Give the data below again exactly as written, without its pictures.

* Begin Material for this exercise *

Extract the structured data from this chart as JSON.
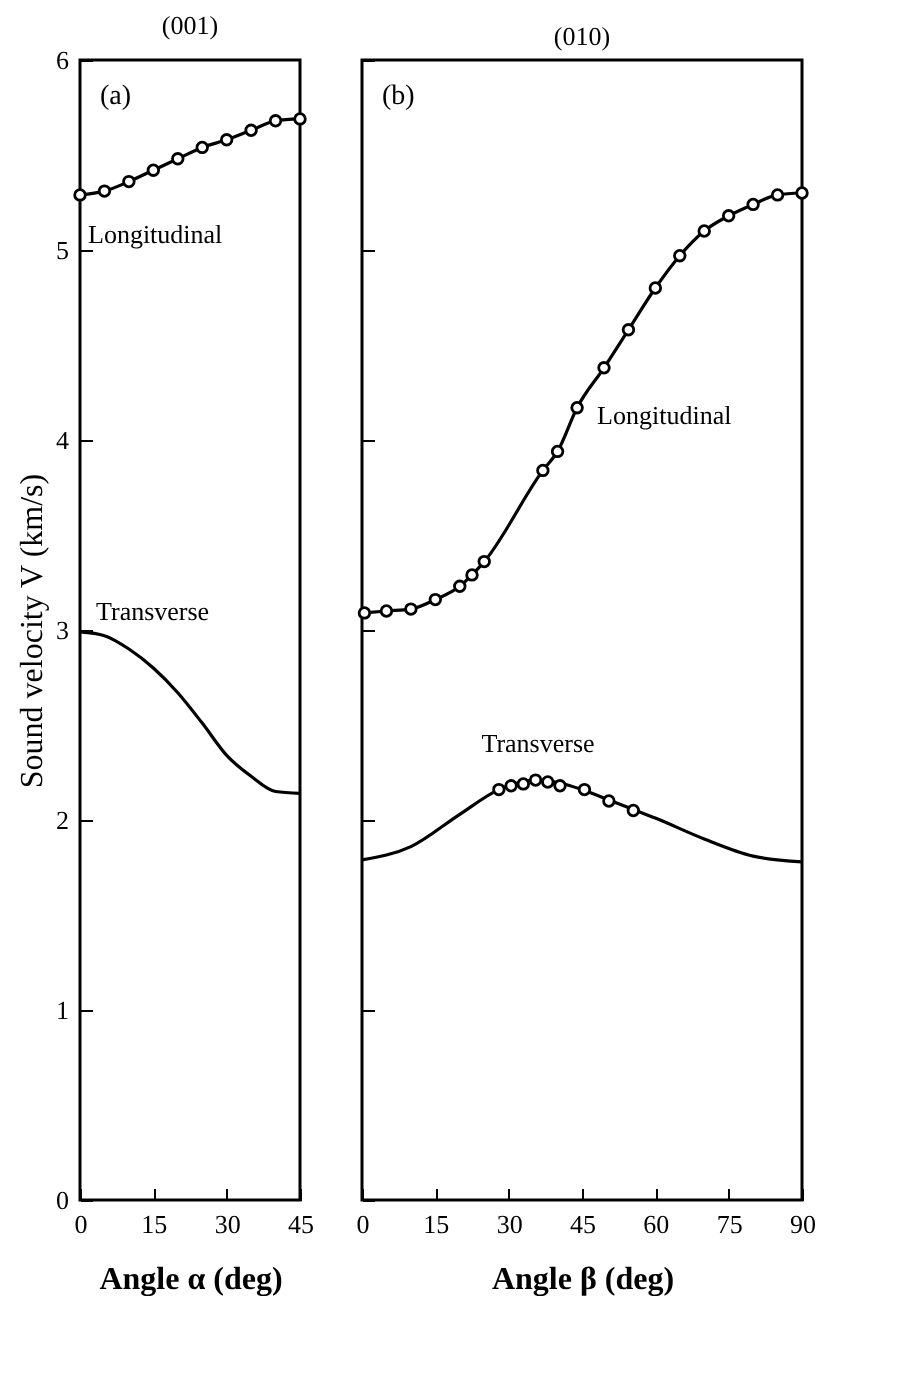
{
  "chart_data": [
    {
      "type": "line",
      "title": "(001)",
      "xlabel": "Angle α (deg)",
      "ylabel": "Sound velocity V (km/s)",
      "annotations": [
        "(a)"
      ],
      "xlim": [
        0,
        45
      ],
      "xticks": [
        0,
        15,
        30,
        45
      ],
      "ylim": [
        0,
        6
      ],
      "yticks": [
        0,
        1,
        2,
        3,
        4,
        5,
        6
      ],
      "grid": false,
      "line_style": "solid",
      "series": [
        {
          "name": "Longitudinal",
          "color": "#000000",
          "marker": "circle",
          "x": [
            0,
            5,
            10,
            15,
            20,
            25,
            30,
            35,
            40,
            45
          ],
          "values": [
            5.29,
            5.31,
            5.36,
            5.42,
            5.48,
            5.54,
            5.58,
            5.63,
            5.68,
            5.69
          ]
        },
        {
          "name": "Transverse",
          "color": "#000000",
          "marker": "none",
          "x": [
            0,
            5,
            10,
            15,
            20,
            25,
            30,
            35,
            40,
            45
          ],
          "values": [
            2.99,
            2.97,
            2.9,
            2.8,
            2.67,
            2.51,
            2.34,
            2.23,
            2.15,
            2.14
          ]
        }
      ]
    },
    {
      "type": "line",
      "title": "(010)",
      "xlabel": "Angle β (deg)",
      "annotations": [
        "(b)"
      ],
      "xlim": [
        0,
        90
      ],
      "xticks": [
        0,
        15,
        30,
        45,
        60,
        75,
        90
      ],
      "ylim": [
        0,
        6
      ],
      "yticks": [
        0,
        1,
        2,
        3,
        4,
        5,
        6
      ],
      "grid": false,
      "tick_labels": "x",
      "line_style": "solid",
      "series": [
        {
          "name": "Longitudinal",
          "color": "#000000",
          "marker": "circle",
          "x": [
            0.5,
            5,
            10,
            15,
            20,
            22.5,
            25,
            37,
            40,
            44,
            49.5,
            54.5,
            60,
            65,
            70,
            75,
            80,
            85,
            90
          ],
          "values": [
            3.09,
            3.1,
            3.11,
            3.16,
            3.23,
            3.29,
            3.36,
            3.84,
            3.94,
            4.17,
            4.38,
            4.58,
            4.8,
            4.97,
            5.1,
            5.18,
            5.24,
            5.29,
            5.3
          ]
        },
        {
          "name": "Transverse",
          "color": "#000000",
          "marker": "none",
          "x": [
            0,
            10,
            20,
            28,
            36,
            45,
            50,
            55,
            60,
            70,
            80,
            90
          ],
          "values": [
            1.79,
            1.86,
            2.03,
            2.16,
            2.21,
            2.16,
            2.11,
            2.06,
            2.01,
            1.9,
            1.81,
            1.78
          ]
        },
        {
          "type": "scatter",
          "color": "#000000",
          "marker": "circle",
          "x": [
            28,
            30.5,
            33,
            35.5,
            38,
            40.5,
            45.5,
            50.5,
            55.5
          ],
          "values": [
            2.16,
            2.18,
            2.19,
            2.21,
            2.2,
            2.18,
            2.16,
            2.1,
            2.05
          ]
        }
      ]
    }
  ]
}
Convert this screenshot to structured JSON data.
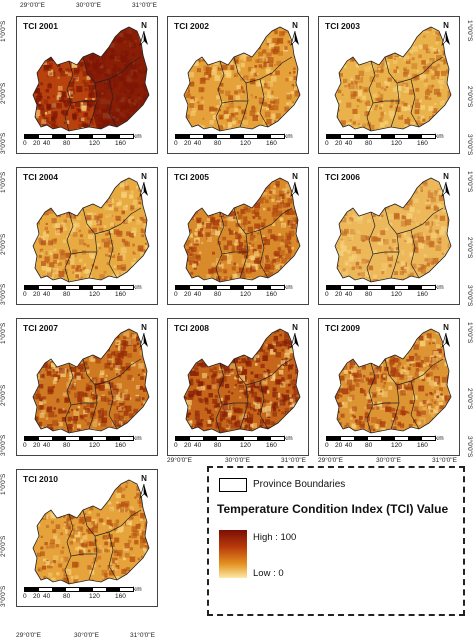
{
  "figure": {
    "top_lon_labels": [
      "29°0'0\"E",
      "30°0'0\"E",
      "31°0'0\"E"
    ],
    "bottom_lon_labels": [
      "29°0'0\"E",
      "30°0'0\"E",
      "31°0'0\"E"
    ],
    "lat_labels_left": [
      "1°0'0\"S",
      "2°0'0\"S",
      "3°0'0\"S"
    ],
    "lat_labels_right": [
      "1°0'0\"S",
      "2°0'0\"S",
      "3°0'0\"S"
    ]
  },
  "scale": {
    "ticks": [
      "0",
      "20",
      "40",
      "80",
      "120",
      "160"
    ],
    "unit": "km"
  },
  "north_label": "N",
  "panels": [
    {
      "title": "TCI 2001",
      "color": "#b8420d",
      "texture": "#7d1505",
      "intensity": 0.85
    },
    {
      "title": "TCI 2002",
      "color": "#e6a23a",
      "texture": "#b4500f",
      "intensity": 0.35
    },
    {
      "title": "TCI 2003",
      "color": "#eab24a",
      "texture": "#c0621a",
      "intensity": 0.3
    },
    {
      "title": "TCI 2004",
      "color": "#e8ab42",
      "texture": "#b9551a",
      "intensity": 0.3
    },
    {
      "title": "TCI 2005",
      "color": "#d98a2a",
      "texture": "#a53a0c",
      "intensity": 0.55
    },
    {
      "title": "TCI 2006",
      "color": "#ecb85a",
      "texture": "#c46a22",
      "intensity": 0.25
    },
    {
      "title": "TCI 2007",
      "color": "#cf7a22",
      "texture": "#962a07",
      "intensity": 0.6
    },
    {
      "title": "TCI 2008",
      "color": "#c5661b",
      "texture": "#861d05",
      "intensity": 0.7
    },
    {
      "title": "TCI 2009",
      "color": "#dd9534",
      "texture": "#a83a0c",
      "intensity": 0.5
    },
    {
      "title": "TCI 2010",
      "color": "#e6a33c",
      "texture": "#b4500f",
      "intensity": 0.35
    }
  ],
  "legend": {
    "province_label": "Province Boundaries",
    "title": "Temperature Condition Index (TCI) Value",
    "high_label": "High : 100",
    "low_label": "Low : 0",
    "ramp_colors": [
      "#7a0f05",
      "#b83a0b",
      "#e3901f",
      "#fde9a6"
    ]
  }
}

* End Material for this exercise *

> [Task solution]
Extract the structured data from this chart as JSON.
{
  "chart_data": [
    {
      "type": "line",
      "title": "(001)",
      "xlabel": "Angle α (deg)",
      "ylabel": "Sound velocity V (km/s)",
      "annotations": [
        "(a)"
      ],
      "xlim": [
        0,
        45
      ],
      "xticks": [
        0,
        15,
        30,
        45
      ],
      "ylim": [
        0,
        6
      ],
      "yticks": [
        0,
        1,
        2,
        3,
        4,
        5,
        6
      ],
      "grid": false,
      "line_style": "solid",
      "series": [
        {
          "name": "Longitudinal",
          "color": "#000000",
          "marker": "circle",
          "x": [
            0,
            5,
            10,
            15,
            20,
            25,
            30,
            35,
            40,
            45
          ],
          "values": [
            5.29,
            5.31,
            5.36,
            5.42,
            5.48,
            5.54,
            5.58,
            5.63,
            5.68,
            5.69
          ]
        },
        {
          "name": "Transverse",
          "color": "#000000",
          "marker": "none",
          "x": [
            0,
            5,
            10,
            15,
            20,
            25,
            30,
            35,
            40,
            45
          ],
          "values": [
            2.99,
            2.97,
            2.9,
            2.8,
            2.67,
            2.51,
            2.34,
            2.23,
            2.15,
            2.14
          ]
        }
      ]
    },
    {
      "type": "line",
      "title": "(010)",
      "xlabel": "Angle β (deg)",
      "annotations": [
        "(b)"
      ],
      "xlim": [
        0,
        90
      ],
      "xticks": [
        0,
        15,
        30,
        45,
        60,
        75,
        90
      ],
      "ylim": [
        0,
        6
      ],
      "yticks": [
        0,
        1,
        2,
        3,
        4,
        5,
        6
      ],
      "grid": false,
      "tick_labels": "x",
      "line_style": "solid",
      "series": [
        {
          "name": "Longitudinal",
          "color": "#000000",
          "marker": "circle",
          "x": [
            0.5,
            5,
            10,
            15,
            20,
            22.5,
            25,
            37,
            40,
            44,
            49.5,
            54.5,
            60,
            65,
            70,
            75,
            80,
            85,
            90
          ],
          "values": [
            3.09,
            3.1,
            3.11,
            3.16,
            3.23,
            3.29,
            3.36,
            3.84,
            3.94,
            4.17,
            4.38,
            4.58,
            4.8,
            4.97,
            5.1,
            5.18,
            5.24,
            5.29,
            5.3
          ]
        },
        {
          "name": "Transverse",
          "color": "#000000",
          "marker": "none",
          "x": [
            0,
            10,
            20,
            28,
            36,
            45,
            50,
            55,
            60,
            70,
            80,
            90
          ],
          "values": [
            1.79,
            1.86,
            2.03,
            2.16,
            2.21,
            2.16,
            2.11,
            2.06,
            2.01,
            1.9,
            1.81,
            1.78
          ]
        },
        {
          "type": "scatter",
          "color": "#000000",
          "marker": "circle",
          "x": [
            28,
            30.5,
            33,
            35.5,
            38,
            40.5,
            45.5,
            50.5,
            55.5
          ],
          "values": [
            2.16,
            2.18,
            2.19,
            2.21,
            2.2,
            2.18,
            2.16,
            2.1,
            2.05
          ]
        }
      ]
    }
  ]
}
Convert this screenshot to structured JSON data.
{
  "figure": {
    "top_lon_labels": [
      "29°0'0\"E",
      "30°0'0\"E",
      "31°0'0\"E"
    ],
    "bottom_lon_labels": [
      "29°0'0\"E",
      "30°0'0\"E",
      "31°0'0\"E"
    ],
    "lat_labels_left": [
      "1°0'0\"S",
      "2°0'0\"S",
      "3°0'0\"S"
    ],
    "lat_labels_right": [
      "1°0'0\"S",
      "2°0'0\"S",
      "3°0'0\"S"
    ]
  },
  "scale": {
    "ticks": [
      "0",
      "20",
      "40",
      "80",
      "120",
      "160"
    ],
    "unit": "km"
  },
  "north_label": "N",
  "panels": [
    {
      "title": "TCI 2001",
      "color": "#b8420d",
      "texture": "#7d1505",
      "intensity": 0.85
    },
    {
      "title": "TCI 2002",
      "color": "#e6a23a",
      "texture": "#b4500f",
      "intensity": 0.35
    },
    {
      "title": "TCI 2003",
      "color": "#eab24a",
      "texture": "#c0621a",
      "intensity": 0.3
    },
    {
      "title": "TCI 2004",
      "color": "#e8ab42",
      "texture": "#b9551a",
      "intensity": 0.3
    },
    {
      "title": "TCI 2005",
      "color": "#d98a2a",
      "texture": "#a53a0c",
      "intensity": 0.55
    },
    {
      "title": "TCI 2006",
      "color": "#ecb85a",
      "texture": "#c46a22",
      "intensity": 0.25
    },
    {
      "title": "TCI 2007",
      "color": "#cf7a22",
      "texture": "#962a07",
      "intensity": 0.6
    },
    {
      "title": "TCI 2008",
      "color": "#c5661b",
      "texture": "#861d05",
      "intensity": 0.7
    },
    {
      "title": "TCI 2009",
      "color": "#dd9534",
      "texture": "#a83a0c",
      "intensity": 0.5
    },
    {
      "title": "TCI 2010",
      "color": "#e6a33c",
      "texture": "#b4500f",
      "intensity": 0.35
    }
  ],
  "legend": {
    "province_label": "Province Boundaries",
    "title": "Temperature Condition Index (TCI) Value",
    "high_label": "High : 100",
    "low_label": "Low : 0",
    "ramp_colors": [
      "#7a0f05",
      "#b83a0b",
      "#e3901f",
      "#fde9a6"
    ]
  }
}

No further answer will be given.